» **Stated task**
Omit the pictures, please, and give each record below again exactly.

» **Supplied information**
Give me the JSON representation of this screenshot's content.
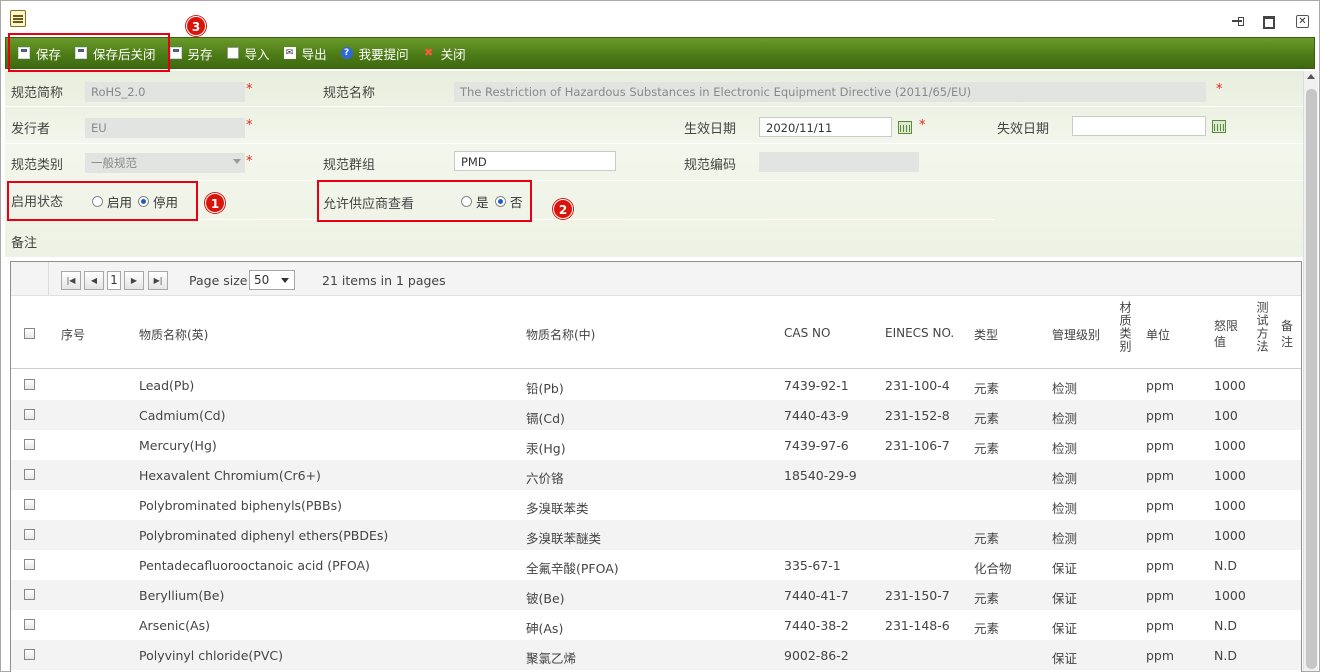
{
  "toolbar": {
    "save": "保存",
    "save_close": "保存后关闭",
    "save_as": "另存",
    "import": "导入",
    "export": "导出",
    "help": "我要提问",
    "close": "关闭"
  },
  "annotations": {
    "badge1": "1",
    "badge2": "2",
    "badge3": "3"
  },
  "form": {
    "spec_abbr_label": "规范简称",
    "spec_abbr_value": "RoHS_2.0",
    "spec_name_label": "规范名称",
    "spec_name_value": "The Restriction of Hazardous Substances in Electronic Equipment Directive (2011/65/EU)",
    "issuer_label": "发行者",
    "issuer_value": "EU",
    "effective_label": "生效日期",
    "effective_value": "2020/11/11",
    "expire_label": "失效日期",
    "expire_value": "",
    "category_label": "规范类别",
    "category_value": "一般规范",
    "group_label": "规范群组",
    "group_value": "PMD",
    "code_label": "规范编码",
    "code_value": "",
    "status_label": "启用状态",
    "status_enable": "启用",
    "status_disable": "停用",
    "status_selected": "停用",
    "supplier_label": "允许供应商查看",
    "supplier_yes": "是",
    "supplier_no": "否",
    "supplier_selected": "否",
    "remark_label": "备注",
    "required_mark": "*"
  },
  "pager": {
    "page": "1",
    "page_size_label": "Page size:",
    "page_size": "50",
    "summary": "21 items in 1 pages"
  },
  "grid": {
    "headers": {
      "seq": "序号",
      "name_en": "物质名称(英)",
      "name_cn": "物质名称(中)",
      "cas": "CAS NO",
      "einecs": "EINECS NO.",
      "type": "类型",
      "level": "管理级别",
      "material_category": "材质类别",
      "unit": "单位",
      "threshold": "怒限值",
      "test_method": "测试方法",
      "remark": "备注"
    },
    "rows": [
      {
        "name_en": "Lead(Pb)",
        "name_cn": "铅(Pb)",
        "cas": "7439-92-1",
        "einecs": "231-100-4",
        "type": "元素",
        "level": "检测",
        "unit": "ppm",
        "threshold": "1000"
      },
      {
        "name_en": "Cadmium(Cd)",
        "name_cn": "镉(Cd)",
        "cas": "7440-43-9",
        "einecs": "231-152-8",
        "type": "元素",
        "level": "检测",
        "unit": "ppm",
        "threshold": "100"
      },
      {
        "name_en": "Mercury(Hg)",
        "name_cn": "汞(Hg)",
        "cas": "7439-97-6",
        "einecs": "231-106-7",
        "type": "元素",
        "level": "检测",
        "unit": "ppm",
        "threshold": "1000"
      },
      {
        "name_en": "Hexavalent Chromium(Cr6+)",
        "name_cn": "六价铬",
        "cas": "18540-29-9",
        "einecs": "",
        "type": "",
        "level": "检测",
        "unit": "ppm",
        "threshold": "1000"
      },
      {
        "name_en": "Polybrominated biphenyls(PBBs)",
        "name_cn": "多溴联苯类",
        "cas": "",
        "einecs": "",
        "type": "",
        "level": "检测",
        "unit": "ppm",
        "threshold": "1000"
      },
      {
        "name_en": "Polybrominated diphenyl ethers(PBDEs)",
        "name_cn": "多溴联苯醚类",
        "cas": "",
        "einecs": "",
        "type": "元素",
        "level": "检测",
        "unit": "ppm",
        "threshold": "1000"
      },
      {
        "name_en": "Pentadecafluorooctanoic acid (PFOA)",
        "name_cn": "全氟辛酸(PFOA)",
        "cas": "335-67-1",
        "einecs": "",
        "type": "化合物",
        "level": "保证",
        "unit": "ppm",
        "threshold": "N.D"
      },
      {
        "name_en": "Beryllium(Be)",
        "name_cn": "铍(Be)",
        "cas": "7440-41-7",
        "einecs": "231-150-7",
        "type": "元素",
        "level": "保证",
        "unit": "ppm",
        "threshold": "1000"
      },
      {
        "name_en": "Arsenic(As)",
        "name_cn": "砷(As)",
        "cas": "7440-38-2",
        "einecs": "231-148-6",
        "type": "元素",
        "level": "保证",
        "unit": "ppm",
        "threshold": "N.D"
      },
      {
        "name_en": "Polyvinyl chloride(PVC)",
        "name_cn": "聚氯乙烯",
        "cas": "9002-86-2",
        "einecs": "",
        "type": "",
        "level": "保证",
        "unit": "ppm",
        "threshold": "N.D"
      }
    ]
  }
}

» **Answer to this exercise**
Give me the JSON representation of this screenshot's content.
{
  "toolbar": {
    "save": "保存",
    "save_close": "保存后关闭",
    "save_as": "另存",
    "import": "导入",
    "export": "导出",
    "help": "我要提问",
    "close": "关闭"
  },
  "annotations": {
    "badge1": "1",
    "badge2": "2",
    "badge3": "3"
  },
  "form": {
    "spec_abbr_label": "规范简称",
    "spec_abbr_value": "RoHS_2.0",
    "spec_name_label": "规范名称",
    "spec_name_value": "The Restriction of Hazardous Substances in Electronic Equipment Directive (2011/65/EU)",
    "issuer_label": "发行者",
    "issuer_value": "EU",
    "effective_label": "生效日期",
    "effective_value": "2020/11/11",
    "expire_label": "失效日期",
    "expire_value": "",
    "category_label": "规范类别",
    "category_value": "一般规范",
    "group_label": "规范群组",
    "group_value": "PMD",
    "code_label": "规范编码",
    "code_value": "",
    "status_label": "启用状态",
    "status_enable": "启用",
    "status_disable": "停用",
    "status_selected": "停用",
    "supplier_label": "允许供应商查看",
    "supplier_yes": "是",
    "supplier_no": "否",
    "supplier_selected": "否",
    "remark_label": "备注",
    "required_mark": "*"
  },
  "pager": {
    "page": "1",
    "page_size_label": "Page size:",
    "page_size": "50",
    "summary": "21 items in 1 pages"
  },
  "grid": {
    "headers": {
      "seq": "序号",
      "name_en": "物质名称(英)",
      "name_cn": "物质名称(中)",
      "cas": "CAS NO",
      "einecs": "EINECS NO.",
      "type": "类型",
      "level": "管理级别",
      "material_category": "材质类别",
      "unit": "单位",
      "threshold": "怒限值",
      "test_method": "测试方法",
      "remark": "备注"
    },
    "rows": [
      {
        "name_en": "Lead(Pb)",
        "name_cn": "铅(Pb)",
        "cas": "7439-92-1",
        "einecs": "231-100-4",
        "type": "元素",
        "level": "检测",
        "unit": "ppm",
        "threshold": "1000"
      },
      {
        "name_en": "Cadmium(Cd)",
        "name_cn": "镉(Cd)",
        "cas": "7440-43-9",
        "einecs": "231-152-8",
        "type": "元素",
        "level": "检测",
        "unit": "ppm",
        "threshold": "100"
      },
      {
        "name_en": "Mercury(Hg)",
        "name_cn": "汞(Hg)",
        "cas": "7439-97-6",
        "einecs": "231-106-7",
        "type": "元素",
        "level": "检测",
        "unit": "ppm",
        "threshold": "1000"
      },
      {
        "name_en": "Hexavalent Chromium(Cr6+)",
        "name_cn": "六价铬",
        "cas": "18540-29-9",
        "einecs": "",
        "type": "",
        "level": "检测",
        "unit": "ppm",
        "threshold": "1000"
      },
      {
        "name_en": "Polybrominated biphenyls(PBBs)",
        "name_cn": "多溴联苯类",
        "cas": "",
        "einecs": "",
        "type": "",
        "level": "检测",
        "unit": "ppm",
        "threshold": "1000"
      },
      {
        "name_en": "Polybrominated diphenyl ethers(PBDEs)",
        "name_cn": "多溴联苯醚类",
        "cas": "",
        "einecs": "",
        "type": "元素",
        "level": "检测",
        "unit": "ppm",
        "threshold": "1000"
      },
      {
        "name_en": "Pentadecafluorooctanoic acid (PFOA)",
        "name_cn": "全氟辛酸(PFOA)",
        "cas": "335-67-1",
        "einecs": "",
        "type": "化合物",
        "level": "保证",
        "unit": "ppm",
        "threshold": "N.D"
      },
      {
        "name_en": "Beryllium(Be)",
        "name_cn": "铍(Be)",
        "cas": "7440-41-7",
        "einecs": "231-150-7",
        "type": "元素",
        "level": "保证",
        "unit": "ppm",
        "threshold": "1000"
      },
      {
        "name_en": "Arsenic(As)",
        "name_cn": "砷(As)",
        "cas": "7440-38-2",
        "einecs": "231-148-6",
        "type": "元素",
        "level": "保证",
        "unit": "ppm",
        "threshold": "N.D"
      },
      {
        "name_en": "Polyvinyl chloride(PVC)",
        "name_cn": "聚氯乙烯",
        "cas": "9002-86-2",
        "einecs": "",
        "type": "",
        "level": "保证",
        "unit": "ppm",
        "threshold": "N.D"
      }
    ]
  }
}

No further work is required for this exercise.